## begin

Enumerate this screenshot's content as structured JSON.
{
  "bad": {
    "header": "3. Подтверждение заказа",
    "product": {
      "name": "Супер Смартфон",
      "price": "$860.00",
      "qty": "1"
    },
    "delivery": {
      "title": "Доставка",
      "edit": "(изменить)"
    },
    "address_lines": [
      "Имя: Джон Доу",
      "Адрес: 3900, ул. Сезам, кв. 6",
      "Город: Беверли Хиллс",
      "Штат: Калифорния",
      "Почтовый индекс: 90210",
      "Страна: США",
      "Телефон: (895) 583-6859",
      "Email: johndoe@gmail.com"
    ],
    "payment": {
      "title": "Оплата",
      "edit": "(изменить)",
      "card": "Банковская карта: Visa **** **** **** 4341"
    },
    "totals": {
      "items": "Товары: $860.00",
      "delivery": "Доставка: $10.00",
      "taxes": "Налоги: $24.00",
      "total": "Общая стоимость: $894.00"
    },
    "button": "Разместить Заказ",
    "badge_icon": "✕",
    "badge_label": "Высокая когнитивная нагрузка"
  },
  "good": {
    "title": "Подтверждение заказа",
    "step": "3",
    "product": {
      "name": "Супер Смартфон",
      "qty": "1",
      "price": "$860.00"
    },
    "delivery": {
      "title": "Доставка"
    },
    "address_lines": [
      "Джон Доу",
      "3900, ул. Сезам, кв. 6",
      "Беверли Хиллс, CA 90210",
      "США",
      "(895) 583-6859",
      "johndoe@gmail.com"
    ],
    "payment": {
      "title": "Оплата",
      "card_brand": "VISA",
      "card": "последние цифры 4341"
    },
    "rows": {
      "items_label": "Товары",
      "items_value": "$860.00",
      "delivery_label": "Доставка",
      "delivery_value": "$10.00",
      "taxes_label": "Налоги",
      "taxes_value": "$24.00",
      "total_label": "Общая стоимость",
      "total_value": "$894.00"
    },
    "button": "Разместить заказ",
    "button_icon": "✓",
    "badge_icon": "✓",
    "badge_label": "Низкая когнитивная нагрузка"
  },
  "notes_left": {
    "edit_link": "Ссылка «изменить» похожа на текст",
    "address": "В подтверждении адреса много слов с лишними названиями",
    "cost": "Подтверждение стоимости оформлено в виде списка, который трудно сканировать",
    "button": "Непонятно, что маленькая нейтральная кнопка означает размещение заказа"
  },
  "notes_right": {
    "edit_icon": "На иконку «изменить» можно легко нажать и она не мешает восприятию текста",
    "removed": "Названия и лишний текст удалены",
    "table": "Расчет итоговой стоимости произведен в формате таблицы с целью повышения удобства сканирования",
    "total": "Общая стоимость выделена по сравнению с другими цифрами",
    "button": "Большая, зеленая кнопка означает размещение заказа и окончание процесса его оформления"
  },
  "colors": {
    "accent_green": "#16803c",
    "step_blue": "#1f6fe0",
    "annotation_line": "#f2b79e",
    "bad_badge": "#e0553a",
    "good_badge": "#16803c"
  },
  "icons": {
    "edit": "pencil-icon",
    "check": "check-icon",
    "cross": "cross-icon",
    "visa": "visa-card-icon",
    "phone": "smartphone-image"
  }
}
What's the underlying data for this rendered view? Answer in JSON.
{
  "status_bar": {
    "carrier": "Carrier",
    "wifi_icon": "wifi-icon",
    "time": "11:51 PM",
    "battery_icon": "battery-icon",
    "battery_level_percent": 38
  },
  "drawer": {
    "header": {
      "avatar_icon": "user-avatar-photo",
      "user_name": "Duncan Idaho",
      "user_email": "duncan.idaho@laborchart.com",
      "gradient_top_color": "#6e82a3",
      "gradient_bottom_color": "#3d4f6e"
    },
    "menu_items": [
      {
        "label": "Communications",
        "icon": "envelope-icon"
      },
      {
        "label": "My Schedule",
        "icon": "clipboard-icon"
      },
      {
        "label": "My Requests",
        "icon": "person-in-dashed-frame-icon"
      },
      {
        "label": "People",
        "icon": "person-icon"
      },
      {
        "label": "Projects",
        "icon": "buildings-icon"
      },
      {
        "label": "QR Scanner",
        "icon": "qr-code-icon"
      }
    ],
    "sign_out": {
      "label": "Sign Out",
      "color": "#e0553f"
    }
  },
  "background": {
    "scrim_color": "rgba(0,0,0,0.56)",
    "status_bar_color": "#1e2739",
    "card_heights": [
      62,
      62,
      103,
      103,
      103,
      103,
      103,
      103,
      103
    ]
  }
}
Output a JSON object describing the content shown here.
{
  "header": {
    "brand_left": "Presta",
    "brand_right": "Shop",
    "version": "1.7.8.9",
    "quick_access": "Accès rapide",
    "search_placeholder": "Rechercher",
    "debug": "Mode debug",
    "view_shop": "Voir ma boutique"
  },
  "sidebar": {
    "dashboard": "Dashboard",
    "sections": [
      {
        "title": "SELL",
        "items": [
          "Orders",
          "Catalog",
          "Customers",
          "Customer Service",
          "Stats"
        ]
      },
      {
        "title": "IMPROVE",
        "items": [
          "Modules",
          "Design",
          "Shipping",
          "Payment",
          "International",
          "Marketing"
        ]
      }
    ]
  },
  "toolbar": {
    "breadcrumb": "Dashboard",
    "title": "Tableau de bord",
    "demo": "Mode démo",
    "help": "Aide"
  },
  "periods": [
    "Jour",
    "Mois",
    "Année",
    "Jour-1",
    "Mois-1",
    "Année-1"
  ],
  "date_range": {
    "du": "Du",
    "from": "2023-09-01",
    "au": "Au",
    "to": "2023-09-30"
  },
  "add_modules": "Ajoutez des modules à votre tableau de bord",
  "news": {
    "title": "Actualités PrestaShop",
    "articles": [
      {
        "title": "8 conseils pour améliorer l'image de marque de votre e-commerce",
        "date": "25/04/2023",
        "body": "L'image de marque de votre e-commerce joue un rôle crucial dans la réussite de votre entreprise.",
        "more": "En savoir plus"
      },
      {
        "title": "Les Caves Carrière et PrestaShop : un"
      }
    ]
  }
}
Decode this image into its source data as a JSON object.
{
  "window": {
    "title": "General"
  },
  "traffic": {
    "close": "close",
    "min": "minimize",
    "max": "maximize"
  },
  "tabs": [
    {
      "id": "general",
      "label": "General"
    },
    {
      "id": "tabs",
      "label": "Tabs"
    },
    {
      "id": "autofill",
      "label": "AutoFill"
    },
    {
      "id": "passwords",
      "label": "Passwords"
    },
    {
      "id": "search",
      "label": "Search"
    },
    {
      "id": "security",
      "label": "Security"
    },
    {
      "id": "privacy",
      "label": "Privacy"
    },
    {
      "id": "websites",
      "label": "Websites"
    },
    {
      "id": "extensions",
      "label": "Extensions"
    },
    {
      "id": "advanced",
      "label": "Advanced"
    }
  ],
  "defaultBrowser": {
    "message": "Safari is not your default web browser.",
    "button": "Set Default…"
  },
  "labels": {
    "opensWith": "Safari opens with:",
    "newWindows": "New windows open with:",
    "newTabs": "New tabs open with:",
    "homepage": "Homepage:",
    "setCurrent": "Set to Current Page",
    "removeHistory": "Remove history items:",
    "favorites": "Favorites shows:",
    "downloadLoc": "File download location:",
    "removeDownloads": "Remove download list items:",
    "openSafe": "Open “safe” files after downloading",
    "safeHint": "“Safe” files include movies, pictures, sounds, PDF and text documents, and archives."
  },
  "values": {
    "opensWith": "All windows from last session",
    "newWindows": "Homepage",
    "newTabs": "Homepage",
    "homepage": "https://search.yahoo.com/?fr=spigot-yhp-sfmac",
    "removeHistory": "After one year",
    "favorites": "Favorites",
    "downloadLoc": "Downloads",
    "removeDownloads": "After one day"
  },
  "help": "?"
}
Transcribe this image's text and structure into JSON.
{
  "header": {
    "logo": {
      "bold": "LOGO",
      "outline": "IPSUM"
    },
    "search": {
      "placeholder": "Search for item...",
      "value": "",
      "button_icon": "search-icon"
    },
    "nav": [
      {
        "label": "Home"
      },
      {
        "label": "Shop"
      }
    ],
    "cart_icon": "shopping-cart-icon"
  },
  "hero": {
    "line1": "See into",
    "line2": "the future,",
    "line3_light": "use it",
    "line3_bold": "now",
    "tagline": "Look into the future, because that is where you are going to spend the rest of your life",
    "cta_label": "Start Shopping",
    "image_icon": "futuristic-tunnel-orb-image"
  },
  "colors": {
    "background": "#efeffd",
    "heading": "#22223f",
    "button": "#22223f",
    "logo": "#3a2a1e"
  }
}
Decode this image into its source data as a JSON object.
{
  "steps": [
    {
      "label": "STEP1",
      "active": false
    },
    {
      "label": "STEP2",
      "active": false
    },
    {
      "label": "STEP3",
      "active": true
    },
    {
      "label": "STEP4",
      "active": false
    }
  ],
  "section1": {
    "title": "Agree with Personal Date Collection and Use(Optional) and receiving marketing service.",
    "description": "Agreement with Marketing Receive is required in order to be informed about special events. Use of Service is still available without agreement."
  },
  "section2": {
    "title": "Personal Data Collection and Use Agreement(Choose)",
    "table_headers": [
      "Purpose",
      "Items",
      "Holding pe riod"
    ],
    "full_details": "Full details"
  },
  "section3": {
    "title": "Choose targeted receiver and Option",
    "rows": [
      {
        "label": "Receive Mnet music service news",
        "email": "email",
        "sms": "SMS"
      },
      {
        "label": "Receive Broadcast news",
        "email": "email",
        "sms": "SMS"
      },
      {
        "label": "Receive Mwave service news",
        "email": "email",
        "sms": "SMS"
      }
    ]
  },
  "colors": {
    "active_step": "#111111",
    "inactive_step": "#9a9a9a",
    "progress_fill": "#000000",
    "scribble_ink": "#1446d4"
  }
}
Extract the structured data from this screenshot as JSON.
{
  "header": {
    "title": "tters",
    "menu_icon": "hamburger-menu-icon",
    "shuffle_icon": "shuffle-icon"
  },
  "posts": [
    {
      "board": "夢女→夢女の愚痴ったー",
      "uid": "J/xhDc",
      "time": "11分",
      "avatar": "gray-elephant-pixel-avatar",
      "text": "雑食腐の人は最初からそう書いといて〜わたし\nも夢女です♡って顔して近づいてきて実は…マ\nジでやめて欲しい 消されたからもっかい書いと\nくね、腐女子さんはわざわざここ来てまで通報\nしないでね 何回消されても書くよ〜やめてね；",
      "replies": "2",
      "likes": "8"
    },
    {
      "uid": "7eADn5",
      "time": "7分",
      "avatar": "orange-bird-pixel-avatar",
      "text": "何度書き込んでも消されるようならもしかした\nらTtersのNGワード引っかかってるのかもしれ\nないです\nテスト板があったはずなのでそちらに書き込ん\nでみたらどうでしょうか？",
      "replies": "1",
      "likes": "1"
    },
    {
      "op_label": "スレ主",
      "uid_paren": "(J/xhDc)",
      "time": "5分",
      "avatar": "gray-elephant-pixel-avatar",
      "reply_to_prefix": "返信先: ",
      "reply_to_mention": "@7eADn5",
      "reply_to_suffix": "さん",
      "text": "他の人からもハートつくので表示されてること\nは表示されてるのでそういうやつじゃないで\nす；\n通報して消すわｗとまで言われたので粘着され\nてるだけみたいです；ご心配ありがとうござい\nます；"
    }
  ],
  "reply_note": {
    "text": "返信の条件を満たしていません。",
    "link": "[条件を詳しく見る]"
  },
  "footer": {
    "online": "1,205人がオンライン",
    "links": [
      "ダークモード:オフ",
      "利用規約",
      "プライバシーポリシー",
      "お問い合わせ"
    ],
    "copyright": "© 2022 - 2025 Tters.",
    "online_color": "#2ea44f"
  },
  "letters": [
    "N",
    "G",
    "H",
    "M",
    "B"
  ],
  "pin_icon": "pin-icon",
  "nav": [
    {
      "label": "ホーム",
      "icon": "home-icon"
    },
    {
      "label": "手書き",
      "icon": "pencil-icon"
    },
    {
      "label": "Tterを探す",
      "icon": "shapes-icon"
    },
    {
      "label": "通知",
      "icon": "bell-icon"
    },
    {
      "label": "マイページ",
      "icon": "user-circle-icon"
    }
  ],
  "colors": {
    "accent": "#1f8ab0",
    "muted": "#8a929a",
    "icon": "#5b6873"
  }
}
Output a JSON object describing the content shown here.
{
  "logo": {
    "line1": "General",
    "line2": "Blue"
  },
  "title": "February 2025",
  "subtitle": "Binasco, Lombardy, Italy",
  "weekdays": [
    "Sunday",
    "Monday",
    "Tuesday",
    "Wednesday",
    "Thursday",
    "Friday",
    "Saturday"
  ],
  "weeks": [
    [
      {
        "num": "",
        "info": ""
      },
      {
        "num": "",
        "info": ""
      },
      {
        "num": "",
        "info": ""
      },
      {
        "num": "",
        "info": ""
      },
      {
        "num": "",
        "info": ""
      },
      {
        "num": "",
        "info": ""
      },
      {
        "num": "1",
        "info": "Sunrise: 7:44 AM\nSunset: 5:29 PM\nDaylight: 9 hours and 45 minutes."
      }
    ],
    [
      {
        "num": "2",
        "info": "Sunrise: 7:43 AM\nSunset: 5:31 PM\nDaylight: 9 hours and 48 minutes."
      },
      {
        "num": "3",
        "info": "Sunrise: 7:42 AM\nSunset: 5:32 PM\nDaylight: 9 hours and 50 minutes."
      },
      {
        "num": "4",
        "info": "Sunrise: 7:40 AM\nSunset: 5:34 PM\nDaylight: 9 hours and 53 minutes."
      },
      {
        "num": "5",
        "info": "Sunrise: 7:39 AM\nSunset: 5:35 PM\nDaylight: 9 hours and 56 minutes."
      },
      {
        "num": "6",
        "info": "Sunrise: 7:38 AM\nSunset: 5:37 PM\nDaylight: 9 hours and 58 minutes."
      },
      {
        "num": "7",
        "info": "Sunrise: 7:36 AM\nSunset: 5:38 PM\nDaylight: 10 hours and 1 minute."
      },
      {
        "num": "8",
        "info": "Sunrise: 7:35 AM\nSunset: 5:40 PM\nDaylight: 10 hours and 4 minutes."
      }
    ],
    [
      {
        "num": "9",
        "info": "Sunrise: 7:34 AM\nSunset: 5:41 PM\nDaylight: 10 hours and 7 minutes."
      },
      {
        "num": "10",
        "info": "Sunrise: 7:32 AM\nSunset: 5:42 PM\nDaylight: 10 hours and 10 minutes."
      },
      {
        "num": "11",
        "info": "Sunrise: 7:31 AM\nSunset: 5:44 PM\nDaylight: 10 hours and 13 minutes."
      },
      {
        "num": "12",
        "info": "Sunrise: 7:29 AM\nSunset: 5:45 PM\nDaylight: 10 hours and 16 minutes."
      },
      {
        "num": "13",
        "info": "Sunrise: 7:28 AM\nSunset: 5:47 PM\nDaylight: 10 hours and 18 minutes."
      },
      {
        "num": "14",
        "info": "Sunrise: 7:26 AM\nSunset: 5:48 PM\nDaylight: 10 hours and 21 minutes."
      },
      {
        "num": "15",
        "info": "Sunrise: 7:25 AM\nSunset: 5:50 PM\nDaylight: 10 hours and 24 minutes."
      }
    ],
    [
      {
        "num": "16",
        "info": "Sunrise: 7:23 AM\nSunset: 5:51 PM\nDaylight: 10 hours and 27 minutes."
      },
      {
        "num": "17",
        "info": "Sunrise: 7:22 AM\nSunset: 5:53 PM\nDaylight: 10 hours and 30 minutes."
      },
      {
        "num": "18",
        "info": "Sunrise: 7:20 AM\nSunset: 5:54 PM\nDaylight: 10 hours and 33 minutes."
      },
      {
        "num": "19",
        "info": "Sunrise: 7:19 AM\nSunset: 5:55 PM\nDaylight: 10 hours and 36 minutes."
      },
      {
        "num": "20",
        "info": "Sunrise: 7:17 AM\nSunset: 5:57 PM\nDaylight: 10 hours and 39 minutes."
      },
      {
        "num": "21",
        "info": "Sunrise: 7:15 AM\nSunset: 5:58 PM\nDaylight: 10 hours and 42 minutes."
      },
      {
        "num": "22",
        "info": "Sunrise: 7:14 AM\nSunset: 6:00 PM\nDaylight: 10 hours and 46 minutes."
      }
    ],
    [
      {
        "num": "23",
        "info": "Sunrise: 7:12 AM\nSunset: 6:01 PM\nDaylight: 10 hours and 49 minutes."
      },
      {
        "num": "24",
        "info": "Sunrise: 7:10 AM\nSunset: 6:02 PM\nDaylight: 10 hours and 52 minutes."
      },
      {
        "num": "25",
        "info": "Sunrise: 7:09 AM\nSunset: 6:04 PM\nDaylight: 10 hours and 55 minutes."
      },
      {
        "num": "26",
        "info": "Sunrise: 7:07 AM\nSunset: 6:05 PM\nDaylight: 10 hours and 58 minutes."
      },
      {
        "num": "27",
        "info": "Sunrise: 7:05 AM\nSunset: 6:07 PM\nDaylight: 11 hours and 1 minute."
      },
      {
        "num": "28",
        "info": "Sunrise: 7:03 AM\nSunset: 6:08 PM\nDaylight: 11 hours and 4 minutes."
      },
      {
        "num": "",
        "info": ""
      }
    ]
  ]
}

## end

• GIVEN PROBLEM: Copy every line of the records above that contains "bord".

• SOLUTION:
    "title": "Tableau de bord",
  "add_modules": "Ajoutez des modules à votre tableau de bord",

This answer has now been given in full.